> **Problem details**:
Each entry that follows is to be retyped exactly. Pictures do not belong in the copy.

===== Exercise materials

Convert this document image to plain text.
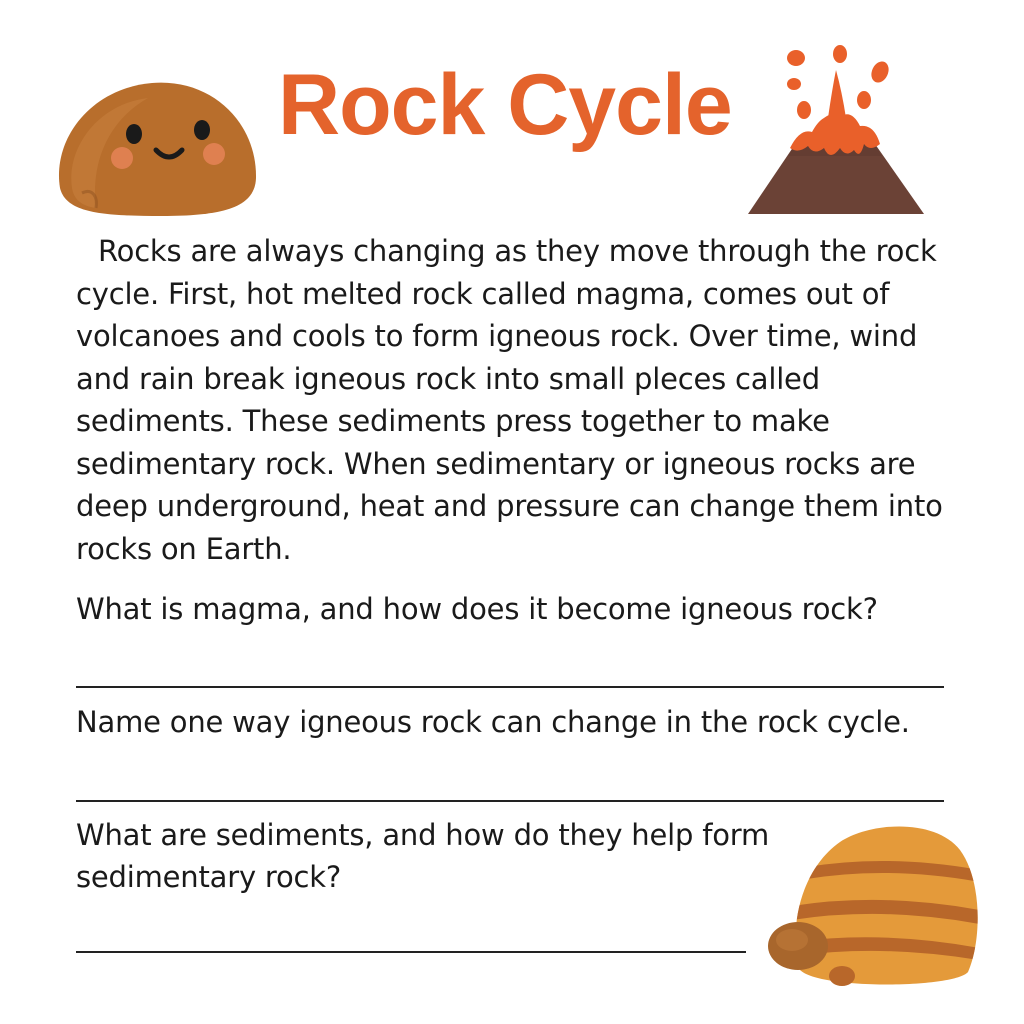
Rock Cycle

Rocks are always changing as they move through the rock cycle. First, hot melted rock called magma, comes out of volcanoes and cools to form igneous rock. Over time, wind and rain break igneous rock into small pleces called sediments. These sediments press together to make sedimentary rock. When sedimentary or igneous rocks are deep underground, heat and pressure can change them into rocks on Earth.

What is magma, and how does it become igneous rock?

Name one way igneous rock can change in the rock cycle.

What are sediments, and how do they help form sedimentary rock?
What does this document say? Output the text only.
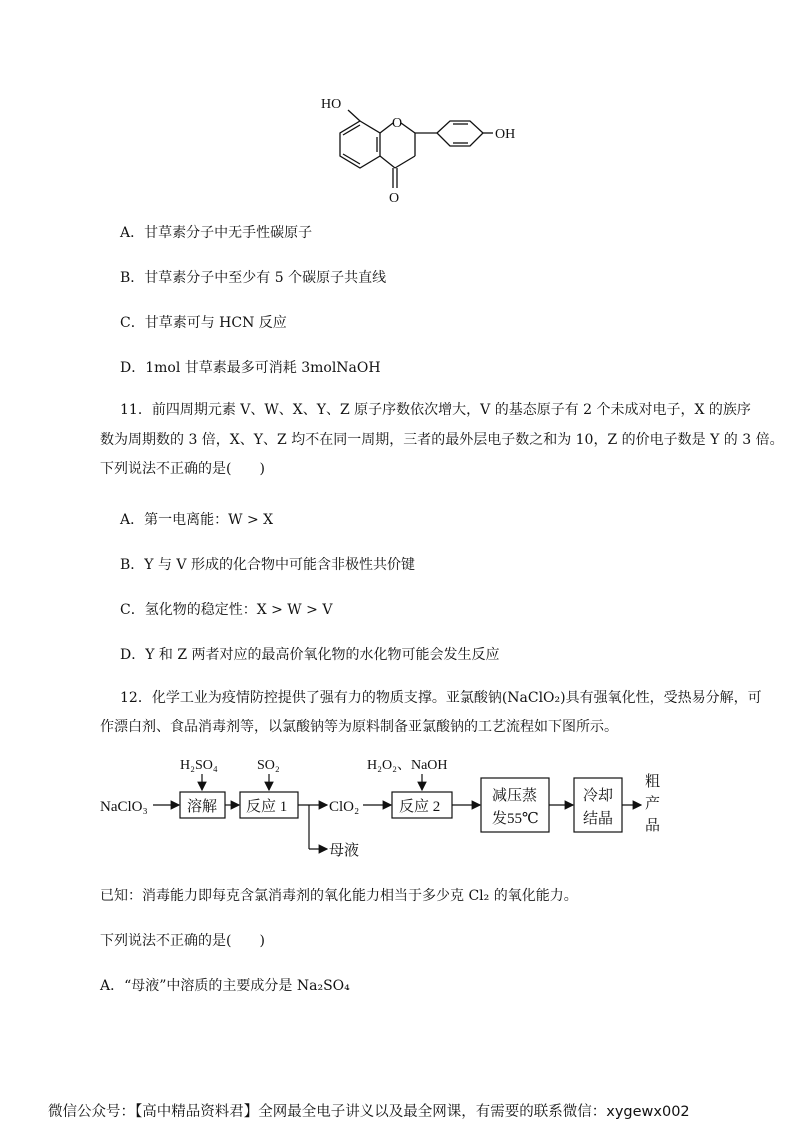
HO
O
OH
O
A．甘草素分子中无手性碳原子
B．甘草素分子中至少有 5 个碳原子共直线
C．甘草素可与 HCN 反应
D．1mol 甘草素最多可消耗 3molNaOH
11．前四周期元素 V、W、X、Y、Z 原子序数依次增大，V 的基态原子有 2 个未成对电子，X 的族序
数为周期数的 3 倍，X、Y、Z 均不在同一周期，三者的最外层电子数之和为 10，Z 的价电子数是 Y 的 3 倍。
下列说法不正确的是(　　)
A．第一电离能：W > X
B．Y 与 V 形成的化合物中可能含非极性共价键
C．氢化物的稳定性：X > W > V
D．Y 和 Z 两者对应的最高价氧化物的水化物可能会发生反应
12．化学工业为疫情防控提供了强有力的物质支撑。亚氯酸钠(NaClO₂)具有强氧化性，受热易分解，可
作漂白剂、食品消毒剂等，以氯酸钠等为原料制备亚氯酸钠的工艺流程如下图所示。
NaClO₃
H₂SO₄
溶解
SO₂
反应 1	ClO₂
母液
H₂O₂、NaOH
反应 2
减压蒸
发55℃
冷却
结晶
粗
产
品
已知：消毒能力即每克含氯消毒剂的氧化能力相当于多少克 Cl₂ 的氧化能力。
下列说法不正确的是(　　)
A．“母液”中溶质的主要成分是 Na₂SO₄
微信公众号：【高中精品资料君】全网最全电子讲义以及最全网课，有需要的联系微信：xygewx002
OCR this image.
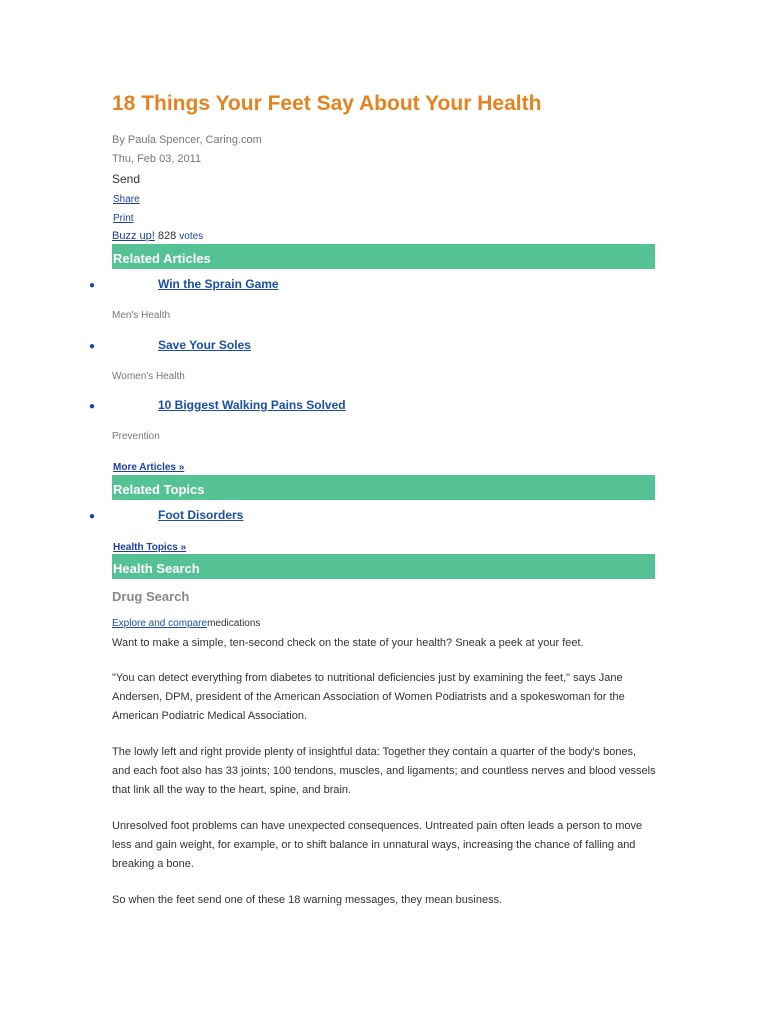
18 Things Your Feet Say About Your Health
By Paula Spencer, Caring.com
Thu, Feb 03, 2011
Send
Share
Print
Buzz up! 828 votes
Related Articles
●	Win the Sprain Game
Men's Health
●	Save Your Soles
Women's Health
●	10 Biggest Walking Pains Solved
Prevention
More Articles »
Related Topics
●	Foot Disorders
Health Topics »
Health Search
Drug Search
Explore and comparemedications

Want to make a simple, ten-second check on the state of your health? Sneak a peek at your feet.

"You can detect everything from diabetes to nutritional deficiencies just by examining the feet," says Jane Andersen, DPM, president of the American Association of Women Podiatrists and a spokeswoman for the American Podiatric Medical Association.

The lowly left and right provide plenty of insightful data: Together they contain a quarter of the body's bones, and each foot also has 33 joints; 100 tendons, muscles, and ligaments; and countless nerves and blood vessels that link all the way to the heart, spine, and brain.

Unresolved foot problems can have unexpected consequences. Untreated pain often leads a person to move less and gain weight, for example, or to shift balance in unnatural ways, increasing the chance of falling and breaking a bone.

So when the feet send one of these 18 warning messages, they mean business.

==========

> **Written solution**:
Convert this document image to plain text.
Rock Cycle

Rocks are always changing as they move through the rock cycle. First, hot melted rock called magma, comes out of volcanoes and cools to form igneous rock. Over time, wind and rain break igneous rock into small pleces called sediments. These sediments press together to make sedimentary rock. When sedimentary or igneous rocks are deep underground, heat and pressure can change them into rocks on Earth.

What is magma, and how does it become igneous rock?

Name one way igneous rock can change in the rock cycle.

What are sediments, and how do they help form sedimentary rock?
What does this document say? Output the text only.
HO
O
OH
O
A．甘草素分子中无手性碳原子
B．甘草素分子中至少有 5 个碳原子共直线
C．甘草素可与 HCN 反应
D．1mol 甘草素最多可消耗 3molNaOH
11．前四周期元素 V、W、X、Y、Z 原子序数依次增大，V 的基态原子有 2 个未成对电子，X 的族序
数为周期数的 3 倍，X、Y、Z 均不在同一周期，三者的最外层电子数之和为 10，Z 的价电子数是 Y 的 3 倍。
下列说法不正确的是(　　)
A．第一电离能：W > X
B．Y 与 V 形成的化合物中可能含非极性共价键
C．氢化物的稳定性：X > W > V
D．Y 和 Z 两者对应的最高价氧化物的水化物可能会发生反应
12．化学工业为疫情防控提供了强有力的物质支撑。亚氯酸钠(NaClO₂)具有强氧化性，受热易分解，可
作漂白剂、食品消毒剂等，以氯酸钠等为原料制备亚氯酸钠的工艺流程如下图所示。
NaClO₃
H₂SO₄
溶解
SO₂
反应 1	ClO₂
母液
H₂O₂、NaOH
反应 2
减压蒸
发55℃
冷却
结晶
粗
产
品
已知：消毒能力即每克含氯消毒剂的氧化能力相当于多少克 Cl₂ 的氧化能力。
下列说法不正确的是(　　)
A．“母液”中溶质的主要成分是 Na₂SO₄
微信公众号：【高中精品资料君】全网最全电子讲义以及最全网课，有需要的联系微信：xygewx002
OCR this image.
18 Things Your Feet Say About Your Health
By Paula Spencer, Caring.com
Thu, Feb 03, 2011
Send
Share
Print
Buzz up! 828 votes
Related Articles
●	Win the Sprain Game
Men's Health
●	Save Your Soles
Women's Health
●	10 Biggest Walking Pains Solved
Prevention
More Articles »
Related Topics
●	Foot Disorders
Health Topics »
Health Search
Drug Search
Explore and comparemedications

Want to make a simple, ten-second check on the state of your health? Sneak a peek at your feet.

"You can detect everything from diabetes to nutritional deficiencies just by examining the feet," says Jane Andersen, DPM, president of the American Association of Women Podiatrists and a spokeswoman for the American Podiatric Medical Association.

The lowly left and right provide plenty of insightful data: Together they contain a quarter of the body's bones, and each foot also has 33 joints; 100 tendons, muscles, and ligaments; and countless nerves and blood vessels that link all the way to the heart, spine, and brain.

Unresolved foot problems can have unexpected consequences. Untreated pain often leads a person to move less and gain weight, for example, or to shift balance in unnatural ways, increasing the chance of falling and breaking a bone.

So when the feet send one of these 18 warning messages, they mean business.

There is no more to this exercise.